** BEGIN RAW RECORDS **

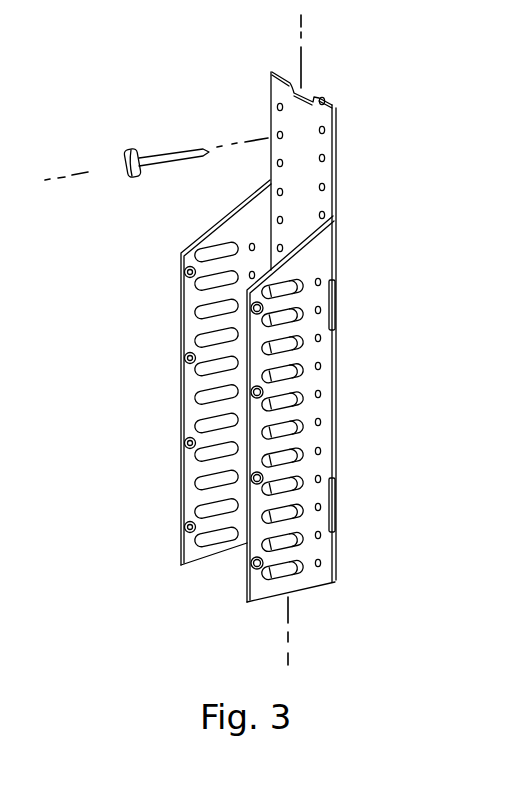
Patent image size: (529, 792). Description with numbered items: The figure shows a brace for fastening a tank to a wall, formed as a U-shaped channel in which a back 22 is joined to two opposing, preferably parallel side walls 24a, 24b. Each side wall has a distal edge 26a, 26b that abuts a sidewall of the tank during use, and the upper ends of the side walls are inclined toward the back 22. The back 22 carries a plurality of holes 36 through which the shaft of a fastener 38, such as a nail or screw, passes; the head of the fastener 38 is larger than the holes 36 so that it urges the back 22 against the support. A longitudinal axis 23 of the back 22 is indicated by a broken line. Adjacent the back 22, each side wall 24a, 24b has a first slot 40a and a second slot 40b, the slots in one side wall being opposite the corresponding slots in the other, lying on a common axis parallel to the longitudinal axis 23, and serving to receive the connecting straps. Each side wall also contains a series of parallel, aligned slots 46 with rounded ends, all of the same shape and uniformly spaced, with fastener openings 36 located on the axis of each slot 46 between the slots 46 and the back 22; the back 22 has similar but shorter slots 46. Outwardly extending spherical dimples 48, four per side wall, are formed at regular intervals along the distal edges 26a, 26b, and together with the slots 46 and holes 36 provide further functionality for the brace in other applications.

The back 22 is at (326, 112).
The longitudinal axis 23 is at (303, 66).
The side wall 24a is at (312, 580).
The side wall 24b is at (218, 547).
The distal edge 26a is at (245, 587).
The distal edge 26b is at (181, 467).
The holes 36 is at (283, 163).
The fastener 38 is at (157, 150).
The first slot 40a is at (336, 297).
The second slot 40b is at (333, 519).
The slots 46 is at (205, 398).
The dimples 48 is at (188, 278).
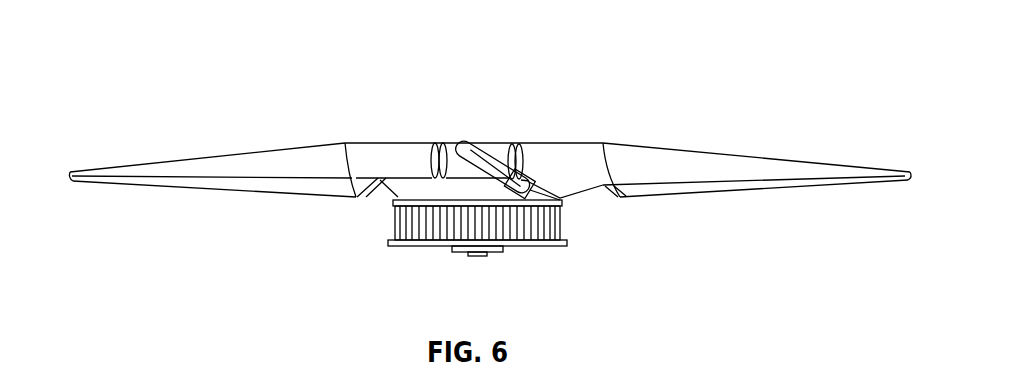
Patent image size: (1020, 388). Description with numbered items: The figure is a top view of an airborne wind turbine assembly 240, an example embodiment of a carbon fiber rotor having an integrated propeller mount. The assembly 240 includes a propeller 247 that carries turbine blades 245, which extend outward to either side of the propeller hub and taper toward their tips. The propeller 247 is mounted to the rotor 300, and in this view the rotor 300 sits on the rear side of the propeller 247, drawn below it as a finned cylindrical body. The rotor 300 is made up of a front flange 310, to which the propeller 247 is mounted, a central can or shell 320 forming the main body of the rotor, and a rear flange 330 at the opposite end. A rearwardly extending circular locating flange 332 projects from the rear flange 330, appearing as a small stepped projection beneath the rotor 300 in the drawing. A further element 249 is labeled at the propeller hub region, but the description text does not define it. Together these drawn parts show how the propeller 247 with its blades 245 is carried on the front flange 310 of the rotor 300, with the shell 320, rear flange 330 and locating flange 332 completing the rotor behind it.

The airborne wind turbine assembly 240 is at (684, 76).
The turbine blades 245 is at (227, 165).
The propeller 247 is at (530, 160).
The hub ring 249 is at (447, 192).
The rotor 300 is at (603, 246).
The front flange 310 is at (425, 182).
The central can or shell 320 is at (433, 232).
The rear flange 330 is at (556, 248).
The circular locating flange 332 is at (500, 250).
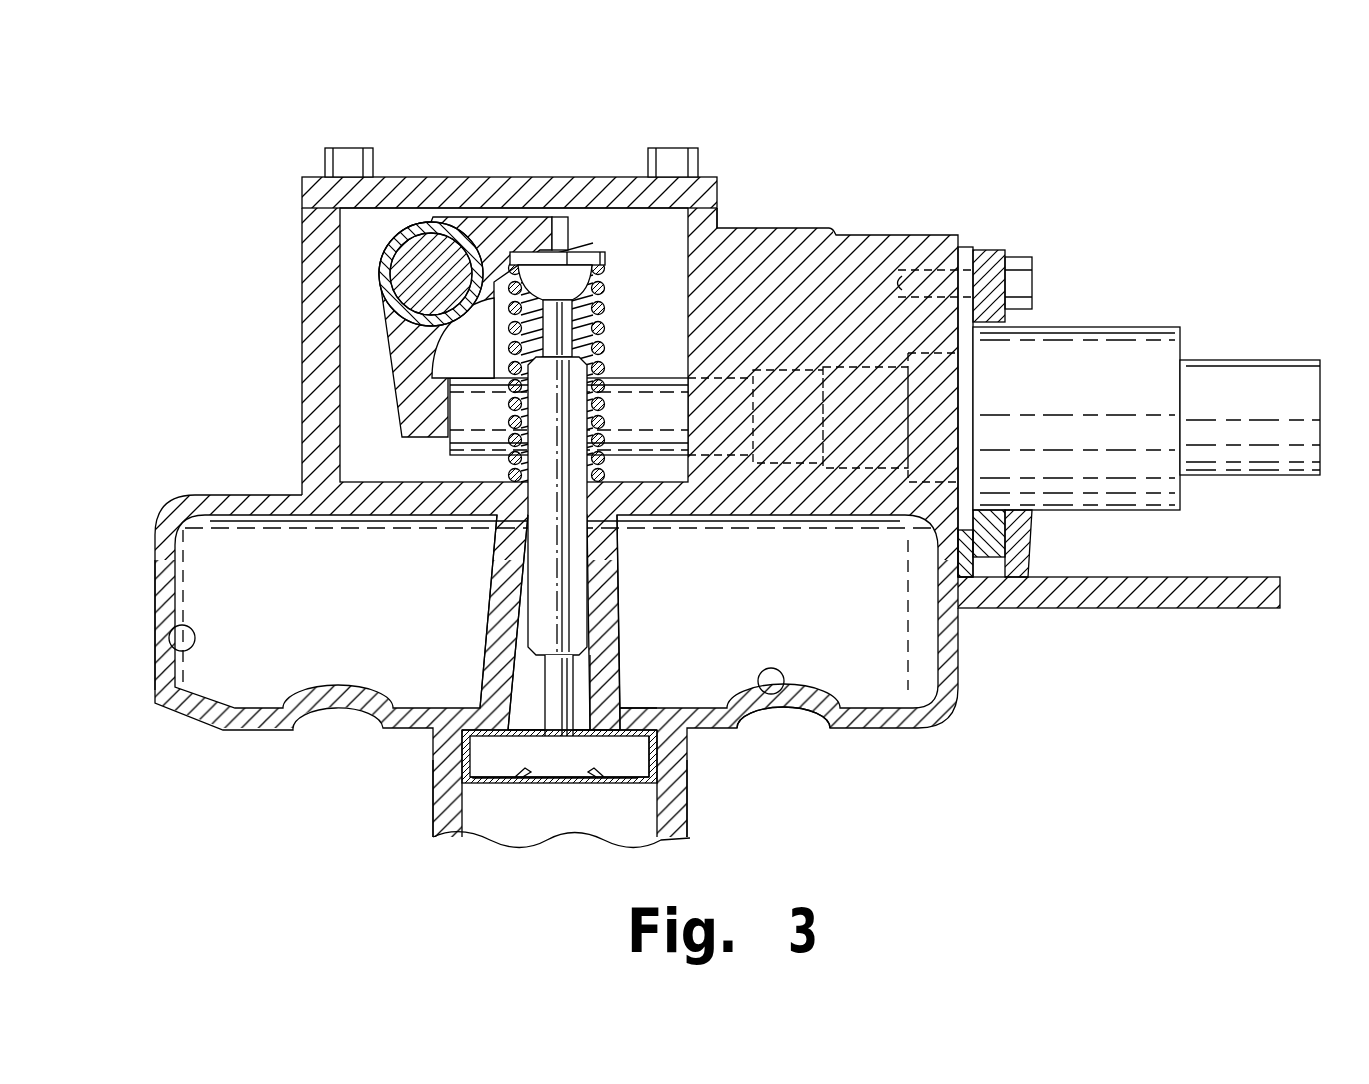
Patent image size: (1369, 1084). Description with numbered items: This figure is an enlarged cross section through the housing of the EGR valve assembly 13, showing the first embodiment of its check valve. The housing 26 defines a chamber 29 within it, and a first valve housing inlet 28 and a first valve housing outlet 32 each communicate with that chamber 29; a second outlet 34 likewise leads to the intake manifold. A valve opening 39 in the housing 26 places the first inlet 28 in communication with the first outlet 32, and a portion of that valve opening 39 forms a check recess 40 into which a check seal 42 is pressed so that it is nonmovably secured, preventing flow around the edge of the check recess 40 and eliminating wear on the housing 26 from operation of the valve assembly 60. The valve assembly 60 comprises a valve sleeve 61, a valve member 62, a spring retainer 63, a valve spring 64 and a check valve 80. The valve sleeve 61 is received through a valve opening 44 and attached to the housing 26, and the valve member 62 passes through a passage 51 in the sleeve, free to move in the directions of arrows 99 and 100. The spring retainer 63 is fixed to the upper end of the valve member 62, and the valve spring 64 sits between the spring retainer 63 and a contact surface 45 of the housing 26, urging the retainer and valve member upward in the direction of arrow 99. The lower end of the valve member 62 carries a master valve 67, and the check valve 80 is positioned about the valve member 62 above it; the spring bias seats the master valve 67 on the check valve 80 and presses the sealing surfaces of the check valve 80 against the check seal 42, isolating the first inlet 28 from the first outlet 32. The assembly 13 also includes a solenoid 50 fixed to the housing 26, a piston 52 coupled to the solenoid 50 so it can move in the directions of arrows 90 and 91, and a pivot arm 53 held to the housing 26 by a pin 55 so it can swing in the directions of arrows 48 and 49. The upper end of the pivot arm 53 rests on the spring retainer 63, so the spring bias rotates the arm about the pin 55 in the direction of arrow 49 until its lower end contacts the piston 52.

The EGR valve assembly 13 is at (1138, 180).
The housing 26 is at (950, 643).
The first valve housing inlet 28 is at (460, 818).
The chamber 29 is at (617, 752).
The first valve housing outlet 32 is at (771, 694).
The second outlet 34 is at (168, 637).
The valve opening 39 is at (621, 707).
The check recess 40 is at (462, 752).
The check seal 42 is at (660, 757).
The valve opening 44 is at (540, 545).
The contact surface 45 is at (633, 468).
The arrow 48 is at (285, 137).
The arrow 49 is at (223, 185).
The solenoid 50 is at (1140, 345).
The passage 51 is at (545, 672).
The piston 52 is at (640, 397).
The pivot arm 53 is at (487, 242).
The pin 55 is at (423, 243).
The valve assembly 60 is at (365, 455).
The valve sleeve 61 is at (590, 625).
The valve member 62 is at (565, 702).
The spring retainer 63 is at (588, 254).
The valve spring 64 is at (606, 278).
The master valve 67 is at (567, 773).
The check valve 80 is at (492, 783).
The arrow 90 is at (1335, 266).
The arrow 91 is at (1316, 298).
The arrow 99 is at (1259, 680).
The arrow 100 is at (1293, 677).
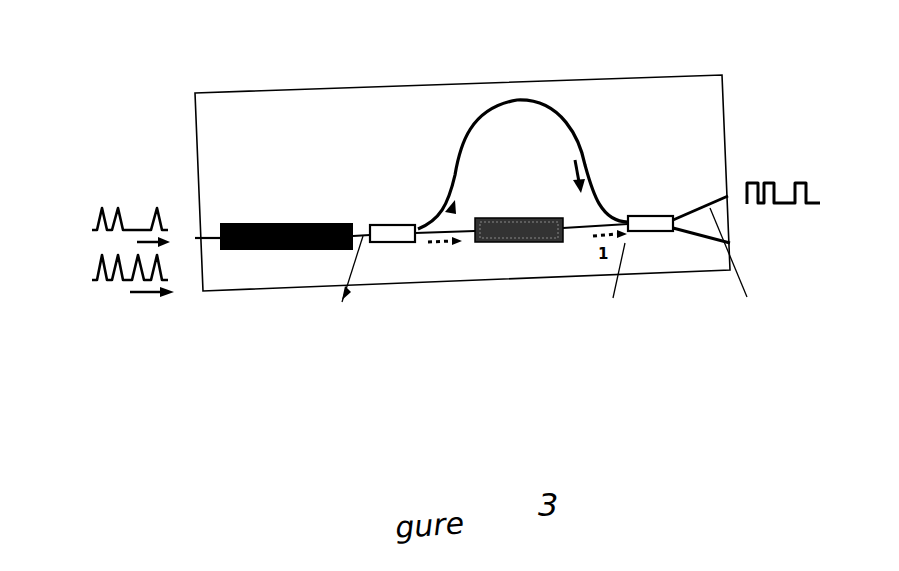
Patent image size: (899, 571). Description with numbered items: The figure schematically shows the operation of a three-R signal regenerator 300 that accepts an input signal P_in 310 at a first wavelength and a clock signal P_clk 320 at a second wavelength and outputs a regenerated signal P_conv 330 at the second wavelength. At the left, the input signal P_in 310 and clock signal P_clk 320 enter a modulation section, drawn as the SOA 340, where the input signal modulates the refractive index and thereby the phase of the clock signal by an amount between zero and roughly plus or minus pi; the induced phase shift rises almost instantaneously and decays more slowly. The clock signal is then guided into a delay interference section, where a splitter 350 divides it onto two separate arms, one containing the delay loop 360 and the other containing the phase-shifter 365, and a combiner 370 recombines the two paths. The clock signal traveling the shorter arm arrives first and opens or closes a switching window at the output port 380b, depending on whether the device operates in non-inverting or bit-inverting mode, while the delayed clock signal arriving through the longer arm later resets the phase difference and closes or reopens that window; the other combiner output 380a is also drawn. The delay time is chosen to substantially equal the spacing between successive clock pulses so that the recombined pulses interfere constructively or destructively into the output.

The 3R signal regenerator 300 is at (797, 62).
The input signal P_in 310 is at (83, 216).
The clock signal P_clk 320 is at (83, 276).
The regenerated signal P_conv 330 is at (823, 174).
The semiconductor optical amplifier (SOA) 340 is at (267, 213).
The splitter 350 is at (403, 195).
The delay loop 360 is at (565, 140).
The phase-shifter 365 is at (508, 218).
The combiner 370 is at (663, 188).
The first combiner output 380a is at (732, 185).
The output port 380b is at (733, 229).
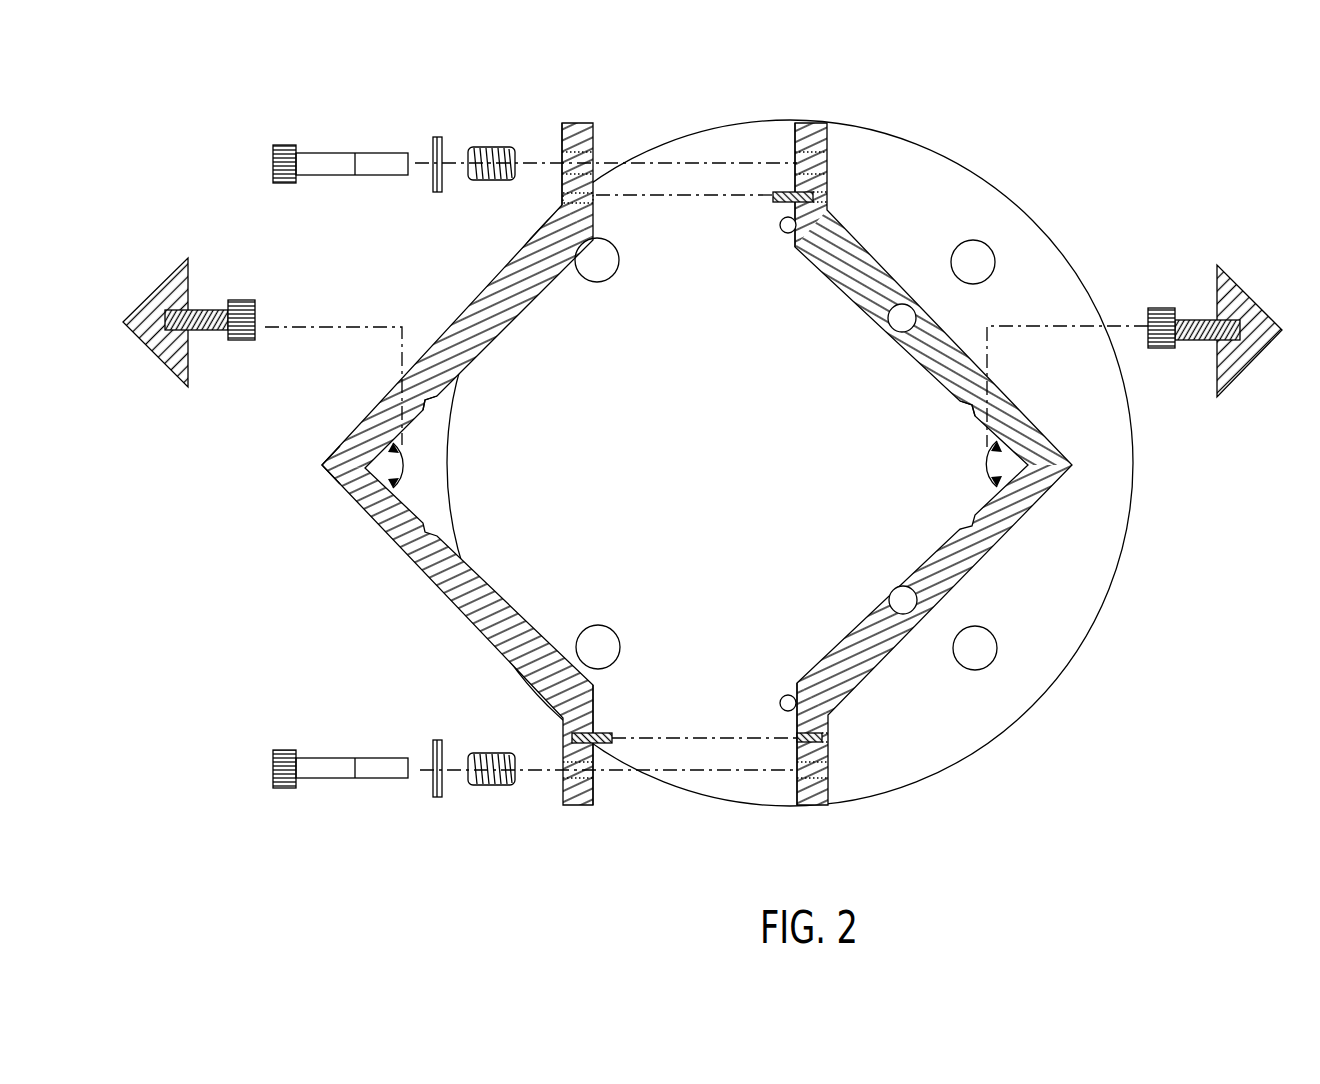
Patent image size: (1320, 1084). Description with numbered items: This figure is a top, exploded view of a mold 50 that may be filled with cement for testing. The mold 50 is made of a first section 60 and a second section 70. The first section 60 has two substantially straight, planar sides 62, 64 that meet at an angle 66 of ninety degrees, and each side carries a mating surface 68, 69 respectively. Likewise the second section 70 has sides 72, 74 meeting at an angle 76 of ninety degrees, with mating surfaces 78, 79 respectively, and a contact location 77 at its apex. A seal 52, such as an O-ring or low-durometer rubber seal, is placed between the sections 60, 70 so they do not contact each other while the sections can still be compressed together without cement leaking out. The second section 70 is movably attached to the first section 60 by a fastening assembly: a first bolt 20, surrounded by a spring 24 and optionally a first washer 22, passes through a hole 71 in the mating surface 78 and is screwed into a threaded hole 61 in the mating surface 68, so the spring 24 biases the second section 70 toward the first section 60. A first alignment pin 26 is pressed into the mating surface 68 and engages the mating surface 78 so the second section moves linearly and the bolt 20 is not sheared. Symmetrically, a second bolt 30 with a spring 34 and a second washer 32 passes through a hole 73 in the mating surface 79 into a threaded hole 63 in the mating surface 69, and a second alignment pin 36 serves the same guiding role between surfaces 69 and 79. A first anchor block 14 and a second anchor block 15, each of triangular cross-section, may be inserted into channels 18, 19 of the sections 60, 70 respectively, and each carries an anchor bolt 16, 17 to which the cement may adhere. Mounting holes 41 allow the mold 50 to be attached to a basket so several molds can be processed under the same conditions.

The first anchor block 14 is at (1238, 287).
The second anchor block 15 is at (177, 275).
The anchor bolt 16 is at (1155, 308).
The anchor bolt 17 is at (207, 308).
The channel 18 is at (973, 415).
The channel 19 is at (412, 408).
The first bolt 20 is at (348, 152).
The first washer 22 is at (433, 142).
The spring 24 is at (500, 147).
The first alignment pin 26 is at (773, 198).
The second bolt 30 is at (348, 758).
The second washer 32 is at (433, 748).
The spring 34 is at (500, 753).
The second alignment pin 36 is at (601, 739).
The mounting hole 41 is at (608, 262).
The mold 50 is at (801, 489).
The seal 52 is at (787, 235).
The first section 60 is at (897, 448).
The threaded hole 61 is at (829, 150).
The side 62 is at (877, 290).
The threaded hole 63 is at (828, 777).
The side 64 is at (1015, 527).
The angle 66 is at (985, 470).
The mating surface 68 is at (795, 153).
The mating surface 69 is at (797, 783).
The second section 70 is at (465, 448).
The hole 71 is at (594, 150).
The side 72 is at (490, 308).
The hole 73 is at (563, 780).
The side 74 is at (417, 543).
The angle 76 is at (405, 470).
The contact location 77 is at (322, 465).
The mating surface 78 is at (562, 153).
The mating surface 79 is at (597, 773).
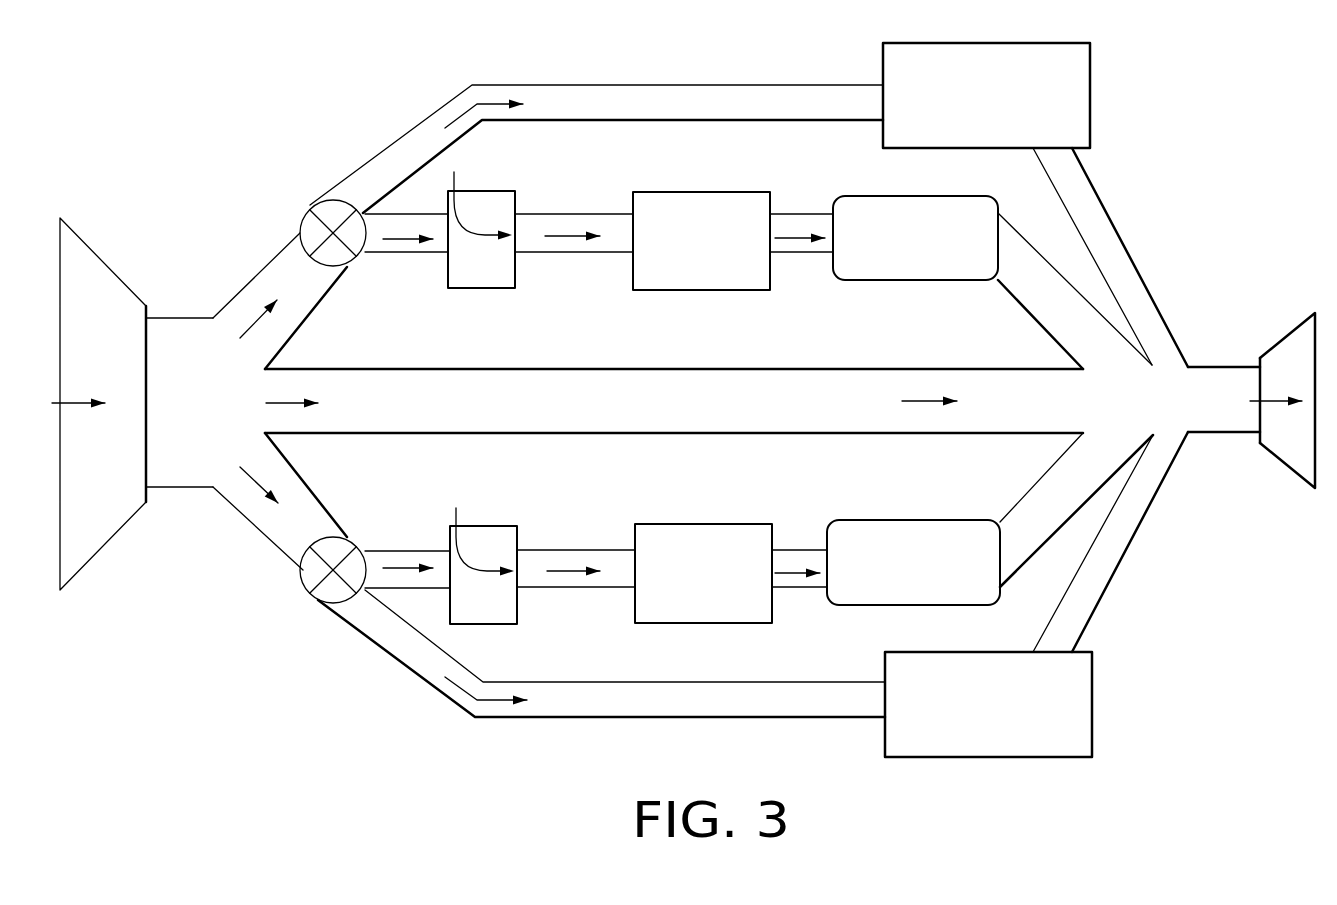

** END RAW RECORDS **

Rewrite the lines from the start of the entries through the line containing "The distal edge 26b is at (181, 467).", replacing every "brace" with "bracket" and changing nothing else. Leave the pictures out.

Patent image size: (529, 792). Description with numbered items: The figure shows a bracket for fastening a tank to a wall, formed as a U-shaped channel in which a back 22 is joined to two opposing, preferably parallel side walls 24a, 24b. Each side wall has a distal edge 26a, 26b that abuts a sidewall of the tank during use, and the upper ends of the side walls are inclined toward the back 22. The back 22 carries a plurality of holes 36 through which the shaft of a fastener 38, such as a nail or screw, passes; the head of the fastener 38 is larger than the holes 36 so that it urges the back 22 against the support. A longitudinal axis 23 of the back 22 is indicated by a broken line. Adjacent the back 22, each side wall 24a, 24b has a first slot 40a and a second slot 40b, the slots in one side wall being opposite the corresponding slots in the other, lying on a common axis parallel to the longitudinal axis 23, and serving to receive the connecting straps. Each side wall also contains a series of parallel, aligned slots 46 with rounded ends, all of the same shape and uniformly spaced, with fastener openings 36 located on the axis of each slot 46 between the slots 46 and the back 22; the back 22 has similar but shorter slots 46. Outwardly extending spherical dimples 48, four per side wall, are formed at regular intervals along the distal edges 26a, 26b, and together with the slots 46 and holes 36 provide further functionality for the bracket in other applications.

The back 22 is at (326, 112).
The longitudinal axis 23 is at (303, 66).
The side wall 24a is at (312, 580).
The side wall 24b is at (218, 547).
The distal edge 26a is at (245, 587).
The distal edge 26b is at (181, 467).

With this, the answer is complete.